Repeat all the material exactly; pictures stay out of your copy.

ENTRIES SHOWN:
========

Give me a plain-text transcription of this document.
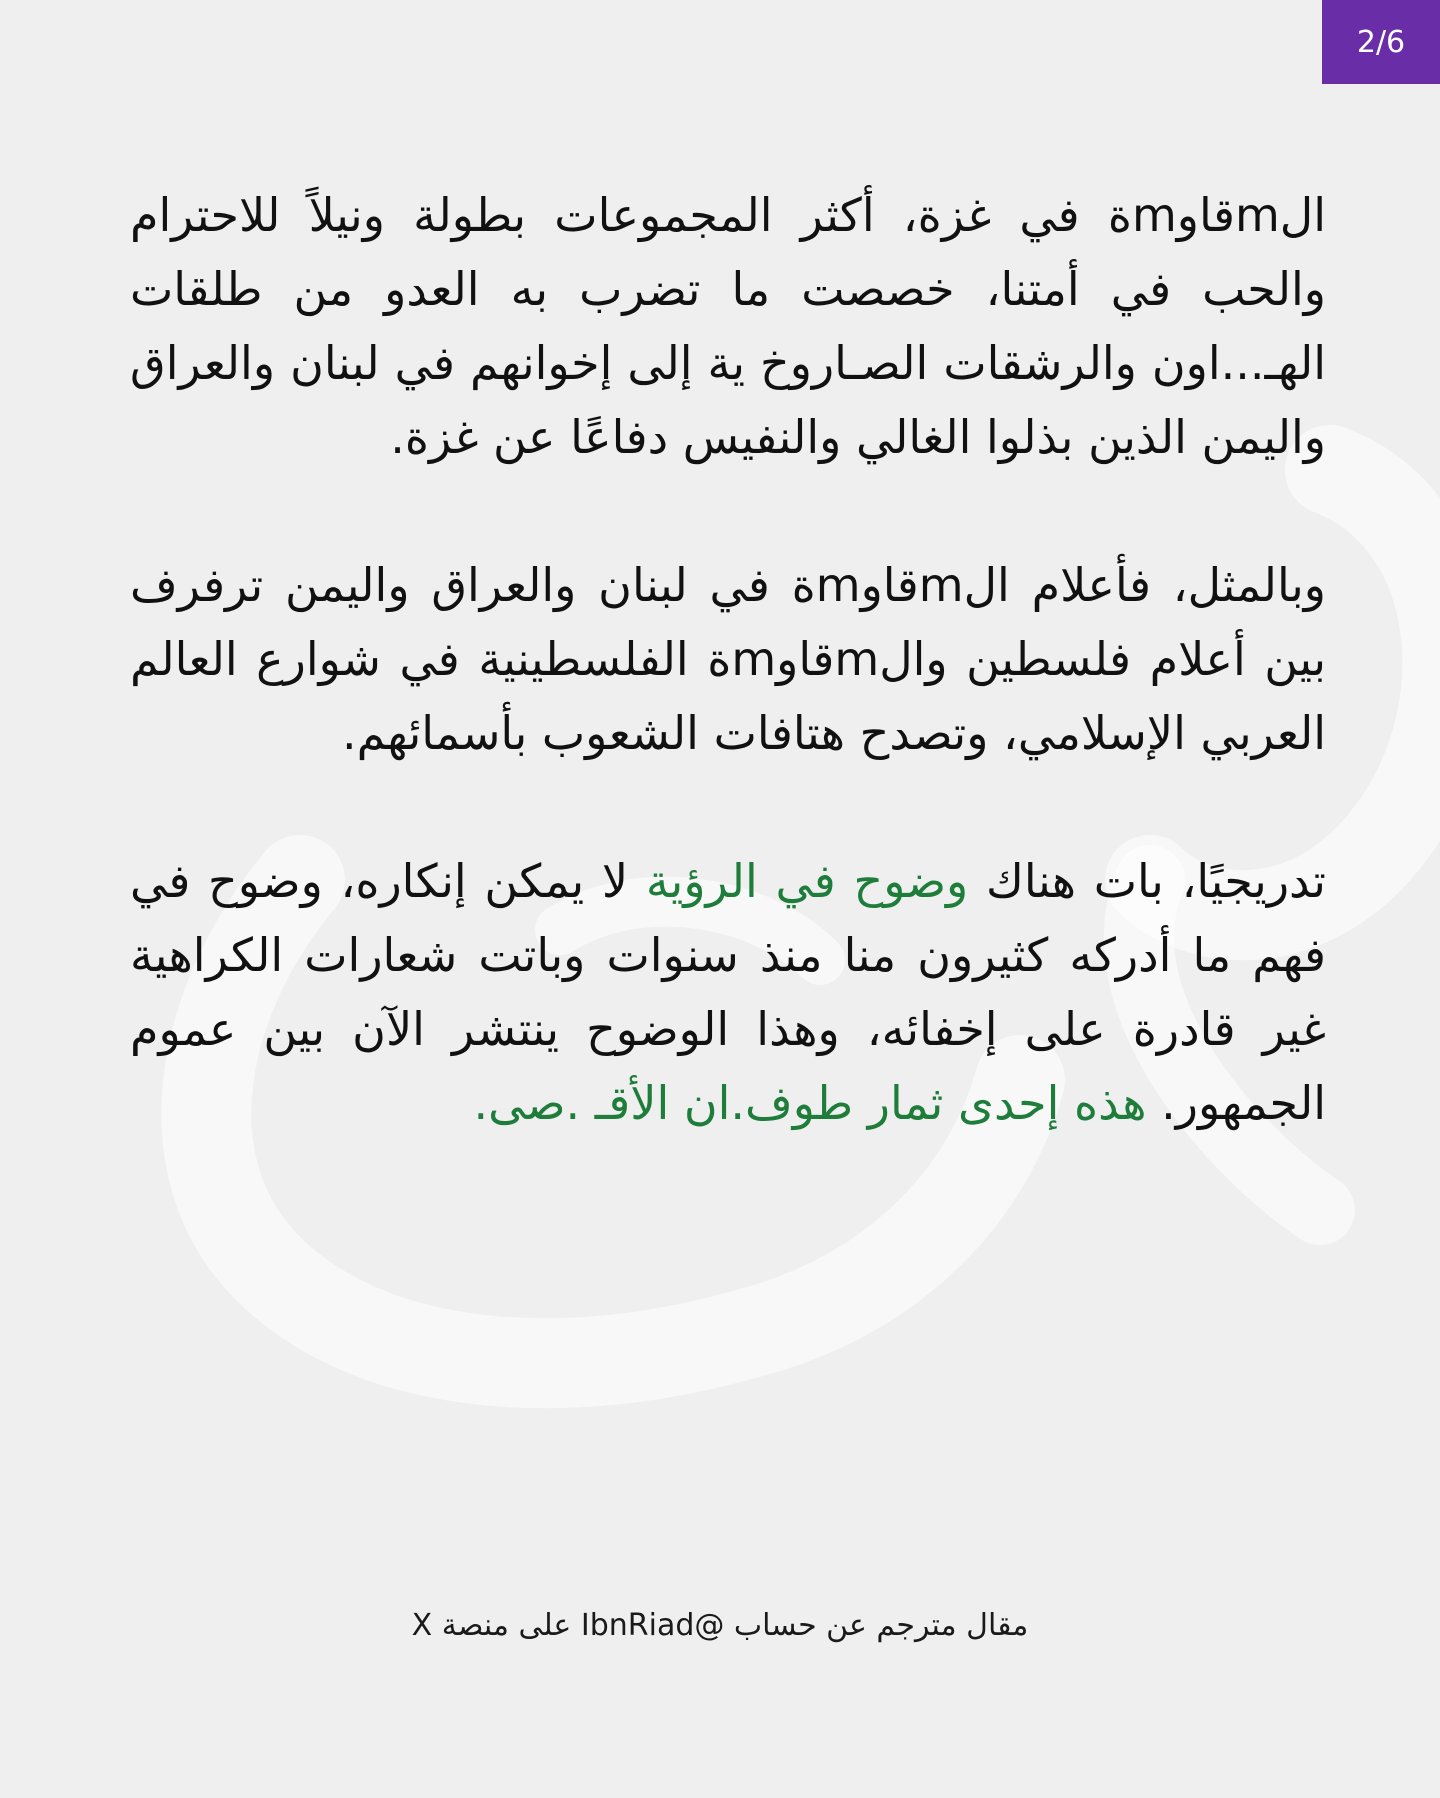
2/6

الmقاوmة في غزة، أكثر المجموعات بطولة ونيلاً للاحترام والحب في أمتنا، خصصت ما تضرب به العدو من طلقات الهـ...اون والرشقات الصـاروخ ية إلى إخوانهم في لبنان والعراق واليمن الذين بذلوا الغالي والنفيس دفاعًا عن غزة.

وبالمثل، فأعلام الmقاوmة في لبنان والعراق واليمن ترفرف بين أعلام فلسطين والmقاوmة الفلسطينية في شوارع العالم العربي الإسلامي، وتصدح هتافات الشعوب بأسمائهم.

تدريجيًا، بات هناك وضوح في الرؤية لا يمكن إنكاره، وضوح في فهم ما أدركه كثيرون منا منذ سنوات وباتت شعارات الكراهية غير قادرة على إخفائه، وهذا الوضوح ينتشر الآن بين عموم الجمهور. هذه إحدى ثمار طوف.ان الأقـ .صى.

مقال مترجم عن حساب @IbnRiad على منصة X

========

EXPECTED ANSWER:
Give me a plain-text transcription of this document.
2/6

الmقاوmة في غزة، أكثر المجموعات بطولة ونيلاً للاحترام والحب في أمتنا، خصصت ما تضرب به العدو من طلقات الهـ...اون والرشقات الصـاروخ ية إلى إخوانهم في لبنان والعراق واليمن الذين بذلوا الغالي والنفيس دفاعًا عن غزة.

وبالمثل، فأعلام الmقاوmة في لبنان والعراق واليمن ترفرف بين أعلام فلسطين والmقاوmة الفلسطينية في شوارع العالم العربي الإسلامي، وتصدح هتافات الشعوب بأسمائهم.

تدريجيًا، بات هناك وضوح في الرؤية لا يمكن إنكاره، وضوح في فهم ما أدركه كثيرون منا منذ سنوات وباتت شعارات الكراهية غير قادرة على إخفائه، وهذا الوضوح ينتشر الآن بين عموم الجمهور. هذه إحدى ثمار طوف.ان الأقـ .صى.

مقال مترجم عن حساب @IbnRiad على منصة X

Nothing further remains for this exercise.